_DATASET:_
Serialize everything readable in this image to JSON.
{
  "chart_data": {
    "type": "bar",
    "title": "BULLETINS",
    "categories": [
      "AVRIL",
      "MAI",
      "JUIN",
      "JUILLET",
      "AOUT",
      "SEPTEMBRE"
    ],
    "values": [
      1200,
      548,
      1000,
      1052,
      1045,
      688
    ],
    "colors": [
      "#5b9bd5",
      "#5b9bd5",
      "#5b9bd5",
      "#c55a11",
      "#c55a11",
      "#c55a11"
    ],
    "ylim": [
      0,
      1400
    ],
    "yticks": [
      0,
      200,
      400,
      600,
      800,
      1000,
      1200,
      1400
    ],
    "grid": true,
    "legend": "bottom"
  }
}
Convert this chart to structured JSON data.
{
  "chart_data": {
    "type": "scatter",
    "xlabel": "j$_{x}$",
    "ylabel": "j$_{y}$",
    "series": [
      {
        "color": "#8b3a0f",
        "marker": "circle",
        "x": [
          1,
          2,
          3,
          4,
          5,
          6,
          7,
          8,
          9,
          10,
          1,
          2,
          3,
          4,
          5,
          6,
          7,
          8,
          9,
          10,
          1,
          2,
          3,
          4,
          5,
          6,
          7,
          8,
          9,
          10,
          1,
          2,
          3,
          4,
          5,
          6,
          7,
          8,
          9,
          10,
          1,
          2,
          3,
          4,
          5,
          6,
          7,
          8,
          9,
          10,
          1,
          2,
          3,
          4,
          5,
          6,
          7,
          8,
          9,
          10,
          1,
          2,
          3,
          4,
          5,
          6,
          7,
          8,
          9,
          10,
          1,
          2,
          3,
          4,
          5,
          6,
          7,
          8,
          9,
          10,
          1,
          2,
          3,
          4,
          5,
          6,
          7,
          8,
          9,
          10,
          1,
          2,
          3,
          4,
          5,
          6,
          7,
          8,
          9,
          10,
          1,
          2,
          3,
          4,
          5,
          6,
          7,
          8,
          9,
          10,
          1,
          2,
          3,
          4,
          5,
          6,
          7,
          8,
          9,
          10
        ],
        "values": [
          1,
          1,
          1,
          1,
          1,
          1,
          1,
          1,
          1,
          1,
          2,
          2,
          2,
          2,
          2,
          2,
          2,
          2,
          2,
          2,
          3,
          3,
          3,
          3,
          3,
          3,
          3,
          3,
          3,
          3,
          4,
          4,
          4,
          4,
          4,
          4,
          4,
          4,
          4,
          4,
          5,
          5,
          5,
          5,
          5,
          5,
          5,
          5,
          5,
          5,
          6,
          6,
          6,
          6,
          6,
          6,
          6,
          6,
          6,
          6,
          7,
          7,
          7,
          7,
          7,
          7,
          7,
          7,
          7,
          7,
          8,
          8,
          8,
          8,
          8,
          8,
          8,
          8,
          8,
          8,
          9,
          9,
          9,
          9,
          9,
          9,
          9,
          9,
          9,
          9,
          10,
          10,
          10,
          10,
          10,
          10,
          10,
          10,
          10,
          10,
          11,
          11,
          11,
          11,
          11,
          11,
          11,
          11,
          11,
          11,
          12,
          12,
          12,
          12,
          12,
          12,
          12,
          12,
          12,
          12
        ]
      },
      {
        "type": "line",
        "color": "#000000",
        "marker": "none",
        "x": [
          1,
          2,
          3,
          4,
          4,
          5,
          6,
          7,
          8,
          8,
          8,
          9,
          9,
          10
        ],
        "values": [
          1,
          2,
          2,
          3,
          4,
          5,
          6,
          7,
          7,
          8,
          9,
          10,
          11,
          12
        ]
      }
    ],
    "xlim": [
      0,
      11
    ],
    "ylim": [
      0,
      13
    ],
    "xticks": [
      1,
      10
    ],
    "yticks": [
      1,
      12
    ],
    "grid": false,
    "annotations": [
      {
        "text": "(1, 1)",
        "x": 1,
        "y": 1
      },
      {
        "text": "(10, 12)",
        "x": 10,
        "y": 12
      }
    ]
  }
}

_OBJECTIVE:_
Copy out the whole listing, exactly as written.

_FULL SOLUTION:_
Serialize everything readable in this image to JSON.
{
  "chart_data": {
    "type": "bar",
    "title": "BULLETINS",
    "categories": [
      "AVRIL",
      "MAI",
      "JUIN",
      "JUILLET",
      "AOUT",
      "SEPTEMBRE"
    ],
    "values": [
      1200,
      548,
      1000,
      1052,
      1045,
      688
    ],
    "colors": [
      "#5b9bd5",
      "#5b9bd5",
      "#5b9bd5",
      "#c55a11",
      "#c55a11",
      "#c55a11"
    ],
    "ylim": [
      0,
      1400
    ],
    "yticks": [
      0,
      200,
      400,
      600,
      800,
      1000,
      1200,
      1400
    ],
    "grid": true,
    "legend": "bottom"
  }
}
Convert this chart to structured JSON data.
{
  "chart_data": {
    "type": "scatter",
    "xlabel": "j$_{x}$",
    "ylabel": "j$_{y}$",
    "series": [
      {
        "color": "#8b3a0f",
        "marker": "circle",
        "x": [
          1,
          2,
          3,
          4,
          5,
          6,
          7,
          8,
          9,
          10,
          1,
          2,
          3,
          4,
          5,
          6,
          7,
          8,
          9,
          10,
          1,
          2,
          3,
          4,
          5,
          6,
          7,
          8,
          9,
          10,
          1,
          2,
          3,
          4,
          5,
          6,
          7,
          8,
          9,
          10,
          1,
          2,
          3,
          4,
          5,
          6,
          7,
          8,
          9,
          10,
          1,
          2,
          3,
          4,
          5,
          6,
          7,
          8,
          9,
          10,
          1,
          2,
          3,
          4,
          5,
          6,
          7,
          8,
          9,
          10,
          1,
          2,
          3,
          4,
          5,
          6,
          7,
          8,
          9,
          10,
          1,
          2,
          3,
          4,
          5,
          6,
          7,
          8,
          9,
          10,
          1,
          2,
          3,
          4,
          5,
          6,
          7,
          8,
          9,
          10,
          1,
          2,
          3,
          4,
          5,
          6,
          7,
          8,
          9,
          10,
          1,
          2,
          3,
          4,
          5,
          6,
          7,
          8,
          9,
          10
        ],
        "values": [
          1,
          1,
          1,
          1,
          1,
          1,
          1,
          1,
          1,
          1,
          2,
          2,
          2,
          2,
          2,
          2,
          2,
          2,
          2,
          2,
          3,
          3,
          3,
          3,
          3,
          3,
          3,
          3,
          3,
          3,
          4,
          4,
          4,
          4,
          4,
          4,
          4,
          4,
          4,
          4,
          5,
          5,
          5,
          5,
          5,
          5,
          5,
          5,
          5,
          5,
          6,
          6,
          6,
          6,
          6,
          6,
          6,
          6,
          6,
          6,
          7,
          7,
          7,
          7,
          7,
          7,
          7,
          7,
          7,
          7,
          8,
          8,
          8,
          8,
          8,
          8,
          8,
          8,
          8,
          8,
          9,
          9,
          9,
          9,
          9,
          9,
          9,
          9,
          9,
          9,
          10,
          10,
          10,
          10,
          10,
          10,
          10,
          10,
          10,
          10,
          11,
          11,
          11,
          11,
          11,
          11,
          11,
          11,
          11,
          11,
          12,
          12,
          12,
          12,
          12,
          12,
          12,
          12,
          12,
          12
        ]
      },
      {
        "type": "line",
        "color": "#000000",
        "marker": "none",
        "x": [
          1,
          2,
          3,
          4,
          4,
          5,
          6,
          7,
          8,
          8,
          8,
          9,
          9,
          10
        ],
        "values": [
          1,
          2,
          2,
          3,
          4,
          5,
          6,
          7,
          7,
          8,
          9,
          10,
          11,
          12
        ]
      }
    ],
    "xlim": [
      0,
      11
    ],
    "ylim": [
      0,
      13
    ],
    "xticks": [
      1,
      10
    ],
    "yticks": [
      1,
      12
    ],
    "grid": false,
    "annotations": [
      {
        "text": "(1, 1)",
        "x": 1,
        "y": 1
      },
      {
        "text": "(10, 12)",
        "x": 10,
        "y": 12
      }
    ]
  }
}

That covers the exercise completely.